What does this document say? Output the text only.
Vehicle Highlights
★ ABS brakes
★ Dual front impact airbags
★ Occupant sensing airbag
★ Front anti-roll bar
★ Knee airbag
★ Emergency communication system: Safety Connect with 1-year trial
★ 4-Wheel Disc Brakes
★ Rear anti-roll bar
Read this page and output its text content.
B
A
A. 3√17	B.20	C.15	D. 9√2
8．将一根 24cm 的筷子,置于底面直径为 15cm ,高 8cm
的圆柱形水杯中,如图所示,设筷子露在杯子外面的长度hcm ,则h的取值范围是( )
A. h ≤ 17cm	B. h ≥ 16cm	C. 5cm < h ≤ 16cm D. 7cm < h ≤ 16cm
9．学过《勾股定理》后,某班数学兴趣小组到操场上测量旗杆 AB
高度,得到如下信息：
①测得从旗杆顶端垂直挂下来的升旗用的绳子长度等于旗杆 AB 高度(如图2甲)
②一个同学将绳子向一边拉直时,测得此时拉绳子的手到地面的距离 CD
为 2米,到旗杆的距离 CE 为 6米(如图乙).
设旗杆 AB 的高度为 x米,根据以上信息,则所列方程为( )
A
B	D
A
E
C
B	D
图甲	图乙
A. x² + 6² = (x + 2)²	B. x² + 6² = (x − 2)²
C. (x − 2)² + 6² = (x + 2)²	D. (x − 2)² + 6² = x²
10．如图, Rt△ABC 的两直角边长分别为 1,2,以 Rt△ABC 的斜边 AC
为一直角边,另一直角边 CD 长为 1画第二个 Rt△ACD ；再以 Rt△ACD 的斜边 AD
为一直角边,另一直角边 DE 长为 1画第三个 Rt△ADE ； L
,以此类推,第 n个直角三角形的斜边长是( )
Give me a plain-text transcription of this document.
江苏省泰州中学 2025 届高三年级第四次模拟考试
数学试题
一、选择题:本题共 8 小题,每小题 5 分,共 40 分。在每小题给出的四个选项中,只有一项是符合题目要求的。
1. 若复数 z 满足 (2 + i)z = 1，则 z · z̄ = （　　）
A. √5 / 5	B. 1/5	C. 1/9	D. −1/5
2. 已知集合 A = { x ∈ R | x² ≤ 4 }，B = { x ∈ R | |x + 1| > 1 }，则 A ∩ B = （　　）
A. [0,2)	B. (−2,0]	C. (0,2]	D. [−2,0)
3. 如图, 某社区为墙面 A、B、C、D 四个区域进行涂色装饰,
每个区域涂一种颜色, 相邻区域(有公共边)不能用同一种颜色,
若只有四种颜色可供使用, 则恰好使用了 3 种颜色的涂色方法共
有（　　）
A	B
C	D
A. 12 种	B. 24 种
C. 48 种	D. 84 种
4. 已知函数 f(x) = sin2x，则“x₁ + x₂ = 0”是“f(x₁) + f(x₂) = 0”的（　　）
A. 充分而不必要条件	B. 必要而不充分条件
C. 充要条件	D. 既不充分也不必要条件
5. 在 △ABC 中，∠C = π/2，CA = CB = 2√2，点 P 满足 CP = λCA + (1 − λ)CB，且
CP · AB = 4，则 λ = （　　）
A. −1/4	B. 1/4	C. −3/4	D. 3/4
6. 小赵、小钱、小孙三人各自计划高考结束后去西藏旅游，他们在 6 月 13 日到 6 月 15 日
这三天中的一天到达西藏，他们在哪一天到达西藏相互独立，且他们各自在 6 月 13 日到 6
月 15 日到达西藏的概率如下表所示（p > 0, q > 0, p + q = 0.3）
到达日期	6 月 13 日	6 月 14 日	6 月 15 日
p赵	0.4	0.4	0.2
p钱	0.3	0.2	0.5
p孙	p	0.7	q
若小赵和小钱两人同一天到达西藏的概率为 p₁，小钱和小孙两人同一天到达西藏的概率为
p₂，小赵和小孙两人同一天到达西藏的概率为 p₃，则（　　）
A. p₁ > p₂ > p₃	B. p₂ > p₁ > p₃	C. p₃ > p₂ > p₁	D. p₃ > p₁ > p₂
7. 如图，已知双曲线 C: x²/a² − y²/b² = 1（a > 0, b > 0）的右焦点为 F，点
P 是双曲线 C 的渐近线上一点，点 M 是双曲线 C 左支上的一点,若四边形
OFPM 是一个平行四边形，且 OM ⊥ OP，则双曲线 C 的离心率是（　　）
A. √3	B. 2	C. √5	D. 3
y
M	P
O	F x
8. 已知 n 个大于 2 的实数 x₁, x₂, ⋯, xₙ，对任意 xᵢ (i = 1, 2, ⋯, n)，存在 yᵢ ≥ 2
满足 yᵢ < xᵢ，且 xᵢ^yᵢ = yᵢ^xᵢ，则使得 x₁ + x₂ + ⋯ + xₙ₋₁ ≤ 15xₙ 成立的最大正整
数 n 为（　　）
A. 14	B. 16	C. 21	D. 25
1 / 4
☆ ☆ ☆
### DIRECTION
Go through the listing and print each line exactly as it appears.

### RESPONSE TO THE EXERCISE
What does this document say? Output the text only.
Vehicle Highlights
★ ABS brakes
★ Dual front impact airbags
★ Occupant sensing airbag
★ Front anti-roll bar
★ Knee airbag
★ Emergency communication system: Safety Connect with 1-year trial
★ 4-Wheel Disc Brakes
★ Rear anti-roll bar
Read this page and output its text content.
B
A
A. 3√17	B.20	C.15	D. 9√2
8．将一根 24cm 的筷子,置于底面直径为 15cm ,高 8cm
的圆柱形水杯中,如图所示,设筷子露在杯子外面的长度hcm ,则h的取值范围是( )
A. h ≤ 17cm	B. h ≥ 16cm	C. 5cm < h ≤ 16cm D. 7cm < h ≤ 16cm
9．学过《勾股定理》后,某班数学兴趣小组到操场上测量旗杆 AB
高度,得到如下信息：
①测得从旗杆顶端垂直挂下来的升旗用的绳子长度等于旗杆 AB 高度(如图2甲)
②一个同学将绳子向一边拉直时,测得此时拉绳子的手到地面的距离 CD
为 2米,到旗杆的距离 CE 为 6米(如图乙).
设旗杆 AB 的高度为 x米,根据以上信息,则所列方程为( )
A
B	D
A
E
C
B	D
图甲	图乙
A. x² + 6² = (x + 2)²	B. x² + 6² = (x − 2)²
C. (x − 2)² + 6² = (x + 2)²	D. (x − 2)² + 6² = x²
10．如图, Rt△ABC 的两直角边长分别为 1,2,以 Rt△ABC 的斜边 AC
为一直角边,另一直角边 CD 长为 1画第二个 Rt△ACD ；再以 Rt△ACD 的斜边 AD
为一直角边,另一直角边 DE 长为 1画第三个 Rt△ADE ； L
,以此类推,第 n个直角三角形的斜边长是( )
Give me a plain-text transcription of this document.
江苏省泰州中学 2025 届高三年级第四次模拟考试
数学试题
一、选择题:本题共 8 小题,每小题 5 分,共 40 分。在每小题给出的四个选项中,只有一项是符合题目要求的。
1. 若复数 z 满足 (2 + i)z = 1，则 z · z̄ = （　　）
A. √5 / 5	B. 1/5	C. 1/9	D. −1/5
2. 已知集合 A = { x ∈ R | x² ≤ 4 }，B = { x ∈ R | |x + 1| > 1 }，则 A ∩ B = （　　）
A. [0,2)	B. (−2,0]	C. (0,2]	D. [−2,0)
3. 如图, 某社区为墙面 A、B、C、D 四个区域进行涂色装饰,
每个区域涂一种颜色, 相邻区域(有公共边)不能用同一种颜色,
若只有四种颜色可供使用, 则恰好使用了 3 种颜色的涂色方法共
有（　　）
A	B
C	D
A. 12 种	B. 24 种
C. 48 种	D. 84 种
4. 已知函数 f(x) = sin2x，则“x₁ + x₂ = 0”是“f(x₁) + f(x₂) = 0”的（　　）
A. 充分而不必要条件	B. 必要而不充分条件
C. 充要条件	D. 既不充分也不必要条件
5. 在 △ABC 中，∠C = π/2，CA = CB = 2√2，点 P 满足 CP = λCA + (1 − λ)CB，且
CP · AB = 4，则 λ = （　　）
A. −1/4	B. 1/4	C. −3/4	D. 3/4
6. 小赵、小钱、小孙三人各自计划高考结束后去西藏旅游，他们在 6 月 13 日到 6 月 15 日
这三天中的一天到达西藏，他们在哪一天到达西藏相互独立，且他们各自在 6 月 13 日到 6
月 15 日到达西藏的概率如下表所示（p > 0, q > 0, p + q = 0.3）
到达日期	6 月 13 日	6 月 14 日	6 月 15 日
p赵	0.4	0.4	0.2
p钱	0.3	0.2	0.5
p孙	p	0.7	q
若小赵和小钱两人同一天到达西藏的概率为 p₁，小钱和小孙两人同一天到达西藏的概率为
p₂，小赵和小孙两人同一天到达西藏的概率为 p₃，则（　　）
A. p₁ > p₂ > p₃	B. p₂ > p₁ > p₃	C. p₃ > p₂ > p₁	D. p₃ > p₁ > p₂
7. 如图，已知双曲线 C: x²/a² − y²/b² = 1（a > 0, b > 0）的右焦点为 F，点
P 是双曲线 C 的渐近线上一点，点 M 是双曲线 C 左支上的一点,若四边形
OFPM 是一个平行四边形，且 OM ⊥ OP，则双曲线 C 的离心率是（　　）
A. √3	B. 2	C. √5	D. 3
y
M	P
O	F x
8. 已知 n 个大于 2 的实数 x₁, x₂, ⋯, xₙ，对任意 xᵢ (i = 1, 2, ⋯, n)，存在 yᵢ ≥ 2
满足 yᵢ < xᵢ，且 xᵢ^yᵢ = yᵢ^xᵢ，则使得 x₁ + x₂ + ⋯ + xₙ₋₁ ≤ 15xₙ 成立的最大正整
数 n 为（　　）
A. 14	B. 16	C. 21	D. 25
1 / 4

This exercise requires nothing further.